# WORK REQUIRED
Review the material line by line. Identify and copy every line that contains the string "source".

# ENTRIES

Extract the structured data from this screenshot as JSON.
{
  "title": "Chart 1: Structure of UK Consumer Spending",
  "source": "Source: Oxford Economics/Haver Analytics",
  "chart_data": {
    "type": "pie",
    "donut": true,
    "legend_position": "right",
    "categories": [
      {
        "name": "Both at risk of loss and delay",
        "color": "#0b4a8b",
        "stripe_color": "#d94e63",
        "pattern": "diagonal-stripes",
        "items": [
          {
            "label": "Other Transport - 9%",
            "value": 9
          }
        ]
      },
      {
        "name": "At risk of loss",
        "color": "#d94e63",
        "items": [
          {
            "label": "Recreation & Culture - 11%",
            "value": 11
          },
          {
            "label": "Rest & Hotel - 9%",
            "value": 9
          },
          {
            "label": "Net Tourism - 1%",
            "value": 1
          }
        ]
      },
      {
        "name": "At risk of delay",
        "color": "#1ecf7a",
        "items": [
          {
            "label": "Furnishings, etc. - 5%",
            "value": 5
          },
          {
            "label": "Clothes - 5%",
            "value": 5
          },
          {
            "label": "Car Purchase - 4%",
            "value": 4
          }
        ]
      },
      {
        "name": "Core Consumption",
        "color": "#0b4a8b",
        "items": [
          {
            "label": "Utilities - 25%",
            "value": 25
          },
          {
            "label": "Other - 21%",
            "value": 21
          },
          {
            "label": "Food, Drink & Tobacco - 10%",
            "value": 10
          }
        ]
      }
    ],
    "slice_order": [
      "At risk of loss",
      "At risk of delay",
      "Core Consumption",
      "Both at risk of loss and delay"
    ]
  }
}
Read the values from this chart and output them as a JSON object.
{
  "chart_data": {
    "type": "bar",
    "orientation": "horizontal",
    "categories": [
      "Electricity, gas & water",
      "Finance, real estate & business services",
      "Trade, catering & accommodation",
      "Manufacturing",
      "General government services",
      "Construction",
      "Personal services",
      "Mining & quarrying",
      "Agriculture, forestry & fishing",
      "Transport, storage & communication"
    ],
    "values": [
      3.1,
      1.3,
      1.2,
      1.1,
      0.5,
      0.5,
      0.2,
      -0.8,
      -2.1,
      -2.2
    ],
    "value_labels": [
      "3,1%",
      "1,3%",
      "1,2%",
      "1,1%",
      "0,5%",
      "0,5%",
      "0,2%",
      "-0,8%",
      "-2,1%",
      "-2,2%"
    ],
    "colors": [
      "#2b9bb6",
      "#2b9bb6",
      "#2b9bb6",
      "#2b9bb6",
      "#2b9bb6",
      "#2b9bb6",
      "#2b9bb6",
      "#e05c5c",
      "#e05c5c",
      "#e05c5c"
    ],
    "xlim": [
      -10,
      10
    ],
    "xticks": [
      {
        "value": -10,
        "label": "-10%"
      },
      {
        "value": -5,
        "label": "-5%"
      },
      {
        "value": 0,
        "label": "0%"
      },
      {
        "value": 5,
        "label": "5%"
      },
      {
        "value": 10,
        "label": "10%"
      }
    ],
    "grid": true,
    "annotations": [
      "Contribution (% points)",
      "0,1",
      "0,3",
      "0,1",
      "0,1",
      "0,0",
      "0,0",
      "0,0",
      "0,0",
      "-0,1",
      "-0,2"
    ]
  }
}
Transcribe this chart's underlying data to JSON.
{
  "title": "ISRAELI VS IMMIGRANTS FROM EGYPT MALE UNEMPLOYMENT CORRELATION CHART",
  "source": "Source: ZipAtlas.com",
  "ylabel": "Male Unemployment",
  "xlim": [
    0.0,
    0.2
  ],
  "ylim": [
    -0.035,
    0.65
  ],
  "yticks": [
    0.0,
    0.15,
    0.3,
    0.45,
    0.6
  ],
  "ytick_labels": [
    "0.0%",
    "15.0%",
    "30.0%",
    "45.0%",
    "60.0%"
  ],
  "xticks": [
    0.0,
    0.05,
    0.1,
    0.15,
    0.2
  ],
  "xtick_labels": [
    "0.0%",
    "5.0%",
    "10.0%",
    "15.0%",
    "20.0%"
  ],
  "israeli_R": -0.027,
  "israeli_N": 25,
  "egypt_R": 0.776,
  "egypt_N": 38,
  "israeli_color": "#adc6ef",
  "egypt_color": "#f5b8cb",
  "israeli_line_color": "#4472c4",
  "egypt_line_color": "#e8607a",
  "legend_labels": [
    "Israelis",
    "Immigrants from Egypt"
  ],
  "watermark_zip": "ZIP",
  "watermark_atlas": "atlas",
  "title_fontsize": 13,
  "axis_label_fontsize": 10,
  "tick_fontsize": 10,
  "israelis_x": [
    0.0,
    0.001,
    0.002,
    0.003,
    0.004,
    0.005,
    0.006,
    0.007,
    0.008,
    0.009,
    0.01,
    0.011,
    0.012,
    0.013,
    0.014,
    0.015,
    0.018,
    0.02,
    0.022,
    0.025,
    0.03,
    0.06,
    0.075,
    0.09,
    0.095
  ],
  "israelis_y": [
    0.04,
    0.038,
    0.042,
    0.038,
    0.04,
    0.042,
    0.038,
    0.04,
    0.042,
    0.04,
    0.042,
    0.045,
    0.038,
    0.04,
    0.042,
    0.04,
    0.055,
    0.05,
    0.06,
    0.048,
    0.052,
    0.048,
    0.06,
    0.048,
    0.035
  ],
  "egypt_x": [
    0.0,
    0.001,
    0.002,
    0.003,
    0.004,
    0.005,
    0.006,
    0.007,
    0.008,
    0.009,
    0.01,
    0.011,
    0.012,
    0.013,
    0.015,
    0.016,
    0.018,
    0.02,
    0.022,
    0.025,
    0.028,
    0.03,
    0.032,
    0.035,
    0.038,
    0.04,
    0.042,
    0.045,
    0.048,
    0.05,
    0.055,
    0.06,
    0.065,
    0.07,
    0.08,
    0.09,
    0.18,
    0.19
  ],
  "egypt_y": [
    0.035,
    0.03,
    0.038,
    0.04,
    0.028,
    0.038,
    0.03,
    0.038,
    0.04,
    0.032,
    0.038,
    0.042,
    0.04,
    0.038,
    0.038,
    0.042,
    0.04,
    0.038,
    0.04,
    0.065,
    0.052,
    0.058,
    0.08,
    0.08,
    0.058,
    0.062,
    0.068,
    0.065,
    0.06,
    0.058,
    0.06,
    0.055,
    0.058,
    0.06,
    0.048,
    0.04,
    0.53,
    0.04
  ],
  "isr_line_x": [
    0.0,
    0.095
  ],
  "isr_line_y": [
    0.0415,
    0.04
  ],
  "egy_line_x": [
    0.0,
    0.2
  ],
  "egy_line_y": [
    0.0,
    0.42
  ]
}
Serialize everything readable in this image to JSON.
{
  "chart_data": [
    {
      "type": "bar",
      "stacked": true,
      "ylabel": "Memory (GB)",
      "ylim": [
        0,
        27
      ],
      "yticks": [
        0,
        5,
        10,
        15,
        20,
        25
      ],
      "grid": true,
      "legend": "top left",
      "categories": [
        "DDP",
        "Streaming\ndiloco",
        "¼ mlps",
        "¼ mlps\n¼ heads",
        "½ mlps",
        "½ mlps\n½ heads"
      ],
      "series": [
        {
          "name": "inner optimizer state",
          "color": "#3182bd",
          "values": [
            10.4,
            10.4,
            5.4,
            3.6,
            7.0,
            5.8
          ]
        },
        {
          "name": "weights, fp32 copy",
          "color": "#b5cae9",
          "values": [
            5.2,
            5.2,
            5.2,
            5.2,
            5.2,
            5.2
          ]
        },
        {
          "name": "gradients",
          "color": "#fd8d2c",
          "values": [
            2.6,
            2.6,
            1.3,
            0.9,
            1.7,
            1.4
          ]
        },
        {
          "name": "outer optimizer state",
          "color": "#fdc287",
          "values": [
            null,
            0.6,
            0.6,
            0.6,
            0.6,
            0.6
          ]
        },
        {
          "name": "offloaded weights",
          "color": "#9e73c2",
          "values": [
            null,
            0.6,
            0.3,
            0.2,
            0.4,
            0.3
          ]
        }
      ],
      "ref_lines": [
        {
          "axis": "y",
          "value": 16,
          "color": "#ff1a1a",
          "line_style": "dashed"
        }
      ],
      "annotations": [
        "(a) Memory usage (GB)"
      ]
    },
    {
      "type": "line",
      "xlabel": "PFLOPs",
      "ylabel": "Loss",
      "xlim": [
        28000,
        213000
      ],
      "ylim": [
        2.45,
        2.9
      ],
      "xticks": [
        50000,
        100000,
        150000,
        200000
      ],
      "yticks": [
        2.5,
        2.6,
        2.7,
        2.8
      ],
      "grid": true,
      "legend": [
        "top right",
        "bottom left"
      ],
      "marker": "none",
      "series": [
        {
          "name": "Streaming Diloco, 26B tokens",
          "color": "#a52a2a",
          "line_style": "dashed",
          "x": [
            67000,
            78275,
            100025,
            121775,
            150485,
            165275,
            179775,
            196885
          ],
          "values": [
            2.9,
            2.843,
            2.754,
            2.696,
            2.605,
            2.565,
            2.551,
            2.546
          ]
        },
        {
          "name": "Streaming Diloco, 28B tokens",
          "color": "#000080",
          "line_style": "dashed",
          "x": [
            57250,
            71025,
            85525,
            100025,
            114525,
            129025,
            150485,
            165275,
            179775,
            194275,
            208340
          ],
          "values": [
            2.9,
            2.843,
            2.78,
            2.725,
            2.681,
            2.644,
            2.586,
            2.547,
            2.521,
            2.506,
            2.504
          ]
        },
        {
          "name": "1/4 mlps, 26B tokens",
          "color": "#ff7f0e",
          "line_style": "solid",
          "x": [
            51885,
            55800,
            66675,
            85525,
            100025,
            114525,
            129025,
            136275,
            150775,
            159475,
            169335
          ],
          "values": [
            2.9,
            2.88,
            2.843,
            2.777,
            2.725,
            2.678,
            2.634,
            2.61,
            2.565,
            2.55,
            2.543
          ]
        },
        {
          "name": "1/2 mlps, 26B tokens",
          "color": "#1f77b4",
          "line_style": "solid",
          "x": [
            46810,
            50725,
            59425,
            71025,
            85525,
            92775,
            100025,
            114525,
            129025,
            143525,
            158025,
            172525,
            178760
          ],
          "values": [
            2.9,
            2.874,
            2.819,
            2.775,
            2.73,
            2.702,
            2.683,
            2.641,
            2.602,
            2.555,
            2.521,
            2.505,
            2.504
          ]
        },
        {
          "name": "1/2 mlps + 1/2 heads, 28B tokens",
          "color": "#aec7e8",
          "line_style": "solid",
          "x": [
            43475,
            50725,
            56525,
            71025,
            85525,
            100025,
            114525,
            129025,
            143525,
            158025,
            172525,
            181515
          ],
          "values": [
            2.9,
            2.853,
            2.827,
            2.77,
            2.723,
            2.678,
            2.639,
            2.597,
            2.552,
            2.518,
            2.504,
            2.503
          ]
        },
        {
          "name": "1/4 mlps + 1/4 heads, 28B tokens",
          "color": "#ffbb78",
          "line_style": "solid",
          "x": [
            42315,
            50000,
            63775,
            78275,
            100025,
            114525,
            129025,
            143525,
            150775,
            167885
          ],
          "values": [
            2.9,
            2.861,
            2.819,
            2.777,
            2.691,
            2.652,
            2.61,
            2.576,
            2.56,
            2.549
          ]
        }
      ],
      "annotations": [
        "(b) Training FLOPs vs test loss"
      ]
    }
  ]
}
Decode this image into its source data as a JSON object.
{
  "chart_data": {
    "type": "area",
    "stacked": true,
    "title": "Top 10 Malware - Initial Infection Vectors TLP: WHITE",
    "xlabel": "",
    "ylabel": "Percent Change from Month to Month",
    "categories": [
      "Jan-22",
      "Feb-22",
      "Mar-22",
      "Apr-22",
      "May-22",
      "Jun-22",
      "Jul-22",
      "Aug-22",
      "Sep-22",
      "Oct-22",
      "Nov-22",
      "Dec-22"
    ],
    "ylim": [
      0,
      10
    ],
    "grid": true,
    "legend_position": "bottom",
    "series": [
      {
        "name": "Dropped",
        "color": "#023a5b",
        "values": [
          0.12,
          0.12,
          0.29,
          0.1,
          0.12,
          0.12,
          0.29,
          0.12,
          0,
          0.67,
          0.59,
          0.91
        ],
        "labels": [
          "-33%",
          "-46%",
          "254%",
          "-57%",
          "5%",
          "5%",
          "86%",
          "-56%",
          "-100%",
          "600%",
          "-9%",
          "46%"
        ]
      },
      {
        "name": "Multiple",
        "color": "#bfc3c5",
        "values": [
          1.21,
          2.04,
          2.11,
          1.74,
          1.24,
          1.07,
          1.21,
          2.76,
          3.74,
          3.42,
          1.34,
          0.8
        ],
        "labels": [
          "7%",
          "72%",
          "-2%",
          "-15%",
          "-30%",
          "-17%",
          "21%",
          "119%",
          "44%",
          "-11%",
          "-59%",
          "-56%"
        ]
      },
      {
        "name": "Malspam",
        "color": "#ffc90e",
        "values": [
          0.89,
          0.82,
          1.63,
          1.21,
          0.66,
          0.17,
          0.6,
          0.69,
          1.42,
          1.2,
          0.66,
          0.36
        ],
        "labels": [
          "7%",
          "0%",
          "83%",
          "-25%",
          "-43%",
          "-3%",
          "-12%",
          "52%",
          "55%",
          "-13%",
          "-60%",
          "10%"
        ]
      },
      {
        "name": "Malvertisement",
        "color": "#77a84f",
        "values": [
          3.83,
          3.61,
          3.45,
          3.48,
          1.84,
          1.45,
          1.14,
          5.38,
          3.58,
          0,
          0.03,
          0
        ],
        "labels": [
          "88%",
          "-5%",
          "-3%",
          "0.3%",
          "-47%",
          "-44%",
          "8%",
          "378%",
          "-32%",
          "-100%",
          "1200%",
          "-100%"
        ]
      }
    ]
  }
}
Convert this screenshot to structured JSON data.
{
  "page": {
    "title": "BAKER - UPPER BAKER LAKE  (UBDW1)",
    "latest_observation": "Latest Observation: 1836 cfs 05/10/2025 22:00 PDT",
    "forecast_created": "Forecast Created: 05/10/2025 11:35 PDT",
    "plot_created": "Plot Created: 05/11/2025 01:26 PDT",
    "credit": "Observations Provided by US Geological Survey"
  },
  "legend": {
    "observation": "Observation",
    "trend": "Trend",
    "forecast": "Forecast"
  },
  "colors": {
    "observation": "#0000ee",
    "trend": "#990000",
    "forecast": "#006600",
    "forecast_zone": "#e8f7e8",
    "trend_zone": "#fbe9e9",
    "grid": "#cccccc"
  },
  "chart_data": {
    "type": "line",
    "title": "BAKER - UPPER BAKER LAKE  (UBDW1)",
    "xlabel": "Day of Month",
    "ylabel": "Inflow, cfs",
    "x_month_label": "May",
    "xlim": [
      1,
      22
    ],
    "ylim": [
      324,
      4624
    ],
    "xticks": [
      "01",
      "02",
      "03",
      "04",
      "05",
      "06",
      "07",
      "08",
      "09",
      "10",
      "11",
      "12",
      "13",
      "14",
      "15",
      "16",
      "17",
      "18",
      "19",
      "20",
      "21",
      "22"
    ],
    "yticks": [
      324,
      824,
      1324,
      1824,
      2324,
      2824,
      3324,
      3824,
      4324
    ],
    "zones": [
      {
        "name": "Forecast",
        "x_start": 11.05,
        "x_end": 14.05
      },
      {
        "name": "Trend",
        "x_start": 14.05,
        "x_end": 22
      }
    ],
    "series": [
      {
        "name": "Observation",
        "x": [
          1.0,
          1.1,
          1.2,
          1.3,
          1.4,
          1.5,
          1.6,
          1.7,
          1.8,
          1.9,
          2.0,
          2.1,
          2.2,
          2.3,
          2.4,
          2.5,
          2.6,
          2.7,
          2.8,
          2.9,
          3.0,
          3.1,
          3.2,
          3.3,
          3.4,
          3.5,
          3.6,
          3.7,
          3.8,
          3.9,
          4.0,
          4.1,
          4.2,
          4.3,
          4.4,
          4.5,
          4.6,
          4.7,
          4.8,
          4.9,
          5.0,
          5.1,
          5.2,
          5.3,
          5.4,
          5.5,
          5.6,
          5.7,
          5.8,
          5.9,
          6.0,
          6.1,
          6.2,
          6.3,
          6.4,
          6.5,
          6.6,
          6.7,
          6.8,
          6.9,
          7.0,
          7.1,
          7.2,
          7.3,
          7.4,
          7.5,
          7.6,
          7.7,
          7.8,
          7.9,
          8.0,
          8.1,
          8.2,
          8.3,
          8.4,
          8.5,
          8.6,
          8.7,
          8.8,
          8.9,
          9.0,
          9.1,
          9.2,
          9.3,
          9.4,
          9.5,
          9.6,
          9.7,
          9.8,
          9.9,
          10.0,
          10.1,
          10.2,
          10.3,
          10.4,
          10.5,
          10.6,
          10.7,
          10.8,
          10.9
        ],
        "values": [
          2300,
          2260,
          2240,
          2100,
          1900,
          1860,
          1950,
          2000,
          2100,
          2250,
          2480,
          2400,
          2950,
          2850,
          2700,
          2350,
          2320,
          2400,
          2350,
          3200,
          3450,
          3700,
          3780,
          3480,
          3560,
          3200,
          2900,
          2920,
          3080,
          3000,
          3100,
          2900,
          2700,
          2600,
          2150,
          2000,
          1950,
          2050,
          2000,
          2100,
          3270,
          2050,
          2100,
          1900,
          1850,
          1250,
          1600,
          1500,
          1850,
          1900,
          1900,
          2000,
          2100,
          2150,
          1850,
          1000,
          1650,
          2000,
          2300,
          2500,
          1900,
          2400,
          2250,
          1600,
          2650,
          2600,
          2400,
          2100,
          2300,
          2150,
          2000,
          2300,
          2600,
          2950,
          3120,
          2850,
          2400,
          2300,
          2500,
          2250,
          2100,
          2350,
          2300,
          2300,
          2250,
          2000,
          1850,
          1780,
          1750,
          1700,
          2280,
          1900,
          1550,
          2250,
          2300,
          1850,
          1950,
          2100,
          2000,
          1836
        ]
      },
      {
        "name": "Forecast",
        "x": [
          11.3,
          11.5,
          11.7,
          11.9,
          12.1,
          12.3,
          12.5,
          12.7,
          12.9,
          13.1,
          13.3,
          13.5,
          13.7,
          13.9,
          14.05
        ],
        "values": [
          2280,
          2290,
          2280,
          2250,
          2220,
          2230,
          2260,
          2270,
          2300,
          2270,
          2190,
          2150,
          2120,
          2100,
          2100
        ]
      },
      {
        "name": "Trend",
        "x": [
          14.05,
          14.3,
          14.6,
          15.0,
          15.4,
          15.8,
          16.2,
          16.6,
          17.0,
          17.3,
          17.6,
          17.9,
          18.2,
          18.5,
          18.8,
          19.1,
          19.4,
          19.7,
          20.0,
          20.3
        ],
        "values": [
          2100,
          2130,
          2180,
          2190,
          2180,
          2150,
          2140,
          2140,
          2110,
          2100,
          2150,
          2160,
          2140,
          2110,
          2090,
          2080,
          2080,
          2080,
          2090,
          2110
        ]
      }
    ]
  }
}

# RESULT
  "source": "Source: Oxford Economics/Haver Analytics",
  "source": "Source: ZipAtlas.com",
Decode this image into its source data as a JSON object.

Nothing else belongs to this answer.